Source:
==================================================
Find a number $x$ such that $\sum_{n=1}^\infty\frac{n^x}{2^n n!} = \frac{1539}{64}e^{1/2}$

Question

I need to find a number $x$ such that $$\sum_{n=1}^\infty\frac{n^x}{2^n n!} = \frac{1539}{64}e^{1/2}.$$ What is the best approach to this problem?

Answer 1

One may note that $$\left(z\frac{d}{dz}\right)^a\;\underbrace{\sum_{n=1}^{\infty}\frac{z^n}{n!}}_{e^{z}-1}=\sum_{n=1}^{\infty}\frac{n^a z^n}{n!}.$$ Now indeed setting $a=6$, calculating the derivatives of $e^z-1$ and setting $z=\frac12$ in the final expression, we get $\frac{1539}{64}\sqrt{e}$.

Answer 2

According to Wikipedia, $$\sum_{n = 0}^\infty \frac{n^k z^n}{n!} = e^z T_k(z),$$ where $T_k(z)$ is the $k^\text{th}$ Touchard polynomial. Using $z = \tfrac{1}{2}$ and $k = 6$, we find $$\sum_{n = 0}^\infty \frac{n^6}{2^n n!} = e^{1/2} T_6(1/2) = \frac{1539}{64}e^{1/2}.$$

(Hopefully someone can find a more satisfying solution.)

Answer 3

The idea is that this sum can be computed if $x \in \mathbb{N}$.

Let $f_0(x) = \sum_{n\geq0} \frac{x^n}{2^n n!}$. This is a power series; its radius of convergence is infinite, and we have $f_0(x) = \exp\left(\frac x2\right)$. For all $k \in \mathbb{N}$, let $f_{k+1}(x) = xf_k'(x)$. By induction, it is straightforward to show that $f_k(x) = \sum_{n\geq0} \frac{n^k x^n}{2^n n!}$. Let $P_k(x) = 2^k \exp\left(-\frac x2\right)$, so that $$f_k(x) = \sum_{n\geq0} \frac{n^k x^n}{2^n n!} = 2^{-k} \exp\left(\frac x2\right) P_k(x)$$ We have $P_0(x) = 1$, and the relation $f_{n+1}(x)=xf_n'(x)$ yields immediatly $$P_{n+1}(x)=x\bigl( P_n(x) + 2P_n'(x) \bigr).$$ One can compute $P_1(x)=x$, $P_2(x)=x^2+2x$, ..., $P_6(x) = x^6+30x^5+260x^4+720x^3+496x^2+32x$.
==================================================
Complete the following:
(1) For every polynomial $P_k$ with a specific index $k$ whose explicit formula appears in Answer 3 of the thread, list the index and its formula.
(2) Extract the passage of the thread between "One may note" and "more satisfying solution.)", inclusive.

Supplied material:
==================================================
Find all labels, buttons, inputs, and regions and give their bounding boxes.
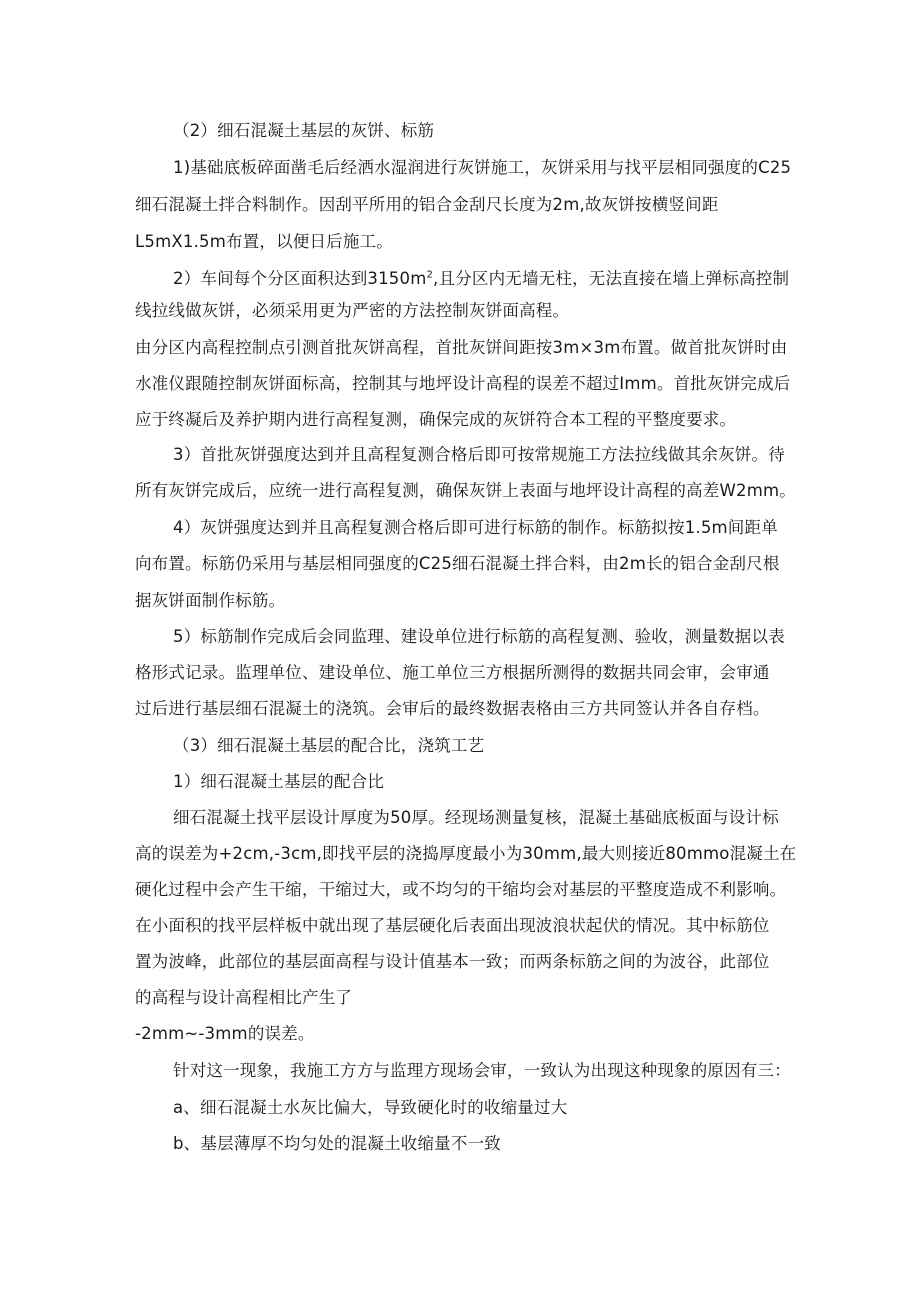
==================================================
Responses:
(1)
- $P_0(x) = 1$
- $P_1(x) = x$
- $P_2(x) = x^2+2x$
- $P_6(x) = x^6+30x^5+260x^4+720x^3+496x^2+32x$

(2)
One may note that $$\left(z\frac{d}{dz}\right)^a\;\underbrace{\sum_{n=1}^{\infty}\frac{z^n}{n!}}_{e^{z}-1}=\sum_{n=1}^{\infty}\frac{n^a z^n}{n!}.$$ Now indeed setting $a=6$, calculating the derivatives of $e^z-1$ and setting $z=\frac12$ in the final expression, we get $\frac{1539}{64}\sqrt{e}$.

Answer 2

According to Wikipedia, $$\sum_{n = 0}^\infty \frac{n^k z^n}{n!} = e^z T_k(z),$$ where $T_k(z)$ is the $k^\text{th}$ Touchard polynomial. Using $z = \tfrac{1}{2}$ and $k = 6$, we find $$\sum_{n = 0}^\infty \frac{n^6}{2^n n!} = e^{1/2} T_6(1/2) = \frac{1539}{64}e^{1/2}.$$

(Hopefully someone can find a more satisfying solution.)